● What to produce: What is the number of lines in these entries that include "Stadtpark"? Write that number and no other text.

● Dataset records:
** start **

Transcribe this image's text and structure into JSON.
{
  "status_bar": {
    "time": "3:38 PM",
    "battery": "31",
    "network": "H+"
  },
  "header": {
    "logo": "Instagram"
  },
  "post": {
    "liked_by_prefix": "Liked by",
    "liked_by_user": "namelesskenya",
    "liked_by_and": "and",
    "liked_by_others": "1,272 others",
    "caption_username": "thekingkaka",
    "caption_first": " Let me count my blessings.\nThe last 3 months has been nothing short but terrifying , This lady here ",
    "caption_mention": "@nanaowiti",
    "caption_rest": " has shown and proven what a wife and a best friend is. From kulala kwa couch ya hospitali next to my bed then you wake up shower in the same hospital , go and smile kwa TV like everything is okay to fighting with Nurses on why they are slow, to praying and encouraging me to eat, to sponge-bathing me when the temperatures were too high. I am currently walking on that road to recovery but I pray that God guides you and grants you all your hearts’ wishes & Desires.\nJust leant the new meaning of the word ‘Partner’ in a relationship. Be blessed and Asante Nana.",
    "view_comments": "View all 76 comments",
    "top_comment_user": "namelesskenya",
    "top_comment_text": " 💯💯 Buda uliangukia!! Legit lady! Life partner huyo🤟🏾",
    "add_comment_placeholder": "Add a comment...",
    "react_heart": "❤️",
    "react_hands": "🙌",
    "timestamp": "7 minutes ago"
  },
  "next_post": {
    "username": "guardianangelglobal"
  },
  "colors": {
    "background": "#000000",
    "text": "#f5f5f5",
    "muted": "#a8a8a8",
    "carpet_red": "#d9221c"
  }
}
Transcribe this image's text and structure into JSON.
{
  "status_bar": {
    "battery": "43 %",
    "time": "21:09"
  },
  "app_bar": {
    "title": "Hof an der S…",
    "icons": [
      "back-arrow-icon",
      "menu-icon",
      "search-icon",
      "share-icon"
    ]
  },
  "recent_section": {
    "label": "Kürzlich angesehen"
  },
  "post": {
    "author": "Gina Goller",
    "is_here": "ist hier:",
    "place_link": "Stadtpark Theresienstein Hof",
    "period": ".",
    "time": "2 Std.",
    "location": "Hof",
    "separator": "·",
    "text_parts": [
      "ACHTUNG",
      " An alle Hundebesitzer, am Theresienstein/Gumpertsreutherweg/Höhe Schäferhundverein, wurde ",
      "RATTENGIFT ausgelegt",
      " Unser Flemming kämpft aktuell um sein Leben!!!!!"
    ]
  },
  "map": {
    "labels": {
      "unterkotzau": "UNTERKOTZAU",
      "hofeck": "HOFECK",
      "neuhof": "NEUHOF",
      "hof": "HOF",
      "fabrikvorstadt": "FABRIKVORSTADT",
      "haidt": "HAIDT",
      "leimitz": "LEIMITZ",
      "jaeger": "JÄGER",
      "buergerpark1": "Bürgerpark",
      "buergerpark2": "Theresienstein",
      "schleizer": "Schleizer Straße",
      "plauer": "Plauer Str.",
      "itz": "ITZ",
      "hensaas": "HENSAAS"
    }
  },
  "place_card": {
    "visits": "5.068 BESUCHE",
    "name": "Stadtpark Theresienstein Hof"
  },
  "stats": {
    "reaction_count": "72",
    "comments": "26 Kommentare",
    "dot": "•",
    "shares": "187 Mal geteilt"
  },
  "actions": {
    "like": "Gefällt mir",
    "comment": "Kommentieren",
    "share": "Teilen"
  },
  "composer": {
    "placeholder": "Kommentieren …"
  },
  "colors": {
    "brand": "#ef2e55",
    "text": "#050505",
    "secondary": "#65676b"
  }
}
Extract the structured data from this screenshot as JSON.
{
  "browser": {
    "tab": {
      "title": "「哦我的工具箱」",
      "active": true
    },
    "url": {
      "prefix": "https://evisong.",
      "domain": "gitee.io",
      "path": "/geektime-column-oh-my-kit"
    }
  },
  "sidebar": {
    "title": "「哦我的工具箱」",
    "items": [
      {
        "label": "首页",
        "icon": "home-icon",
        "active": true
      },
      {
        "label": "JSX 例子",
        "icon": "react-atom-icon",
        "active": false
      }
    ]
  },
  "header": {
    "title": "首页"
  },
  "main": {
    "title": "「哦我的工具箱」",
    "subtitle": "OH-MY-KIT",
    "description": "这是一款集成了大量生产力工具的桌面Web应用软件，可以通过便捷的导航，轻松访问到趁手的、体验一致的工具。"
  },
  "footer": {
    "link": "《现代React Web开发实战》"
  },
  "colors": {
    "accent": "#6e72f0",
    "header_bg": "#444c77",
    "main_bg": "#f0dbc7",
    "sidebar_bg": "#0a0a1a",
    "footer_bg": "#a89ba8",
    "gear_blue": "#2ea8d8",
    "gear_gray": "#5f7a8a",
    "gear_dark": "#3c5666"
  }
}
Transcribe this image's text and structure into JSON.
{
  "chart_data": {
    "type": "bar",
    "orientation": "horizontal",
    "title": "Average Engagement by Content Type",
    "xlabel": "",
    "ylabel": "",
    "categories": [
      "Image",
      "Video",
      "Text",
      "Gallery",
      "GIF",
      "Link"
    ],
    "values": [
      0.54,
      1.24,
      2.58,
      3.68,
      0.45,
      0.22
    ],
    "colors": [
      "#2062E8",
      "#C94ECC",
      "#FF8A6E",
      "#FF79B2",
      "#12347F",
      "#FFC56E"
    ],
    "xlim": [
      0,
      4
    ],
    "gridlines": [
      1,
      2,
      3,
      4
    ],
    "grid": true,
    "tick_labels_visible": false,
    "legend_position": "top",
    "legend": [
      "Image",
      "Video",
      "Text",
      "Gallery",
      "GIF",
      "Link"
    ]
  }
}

** end **

● The solution: 2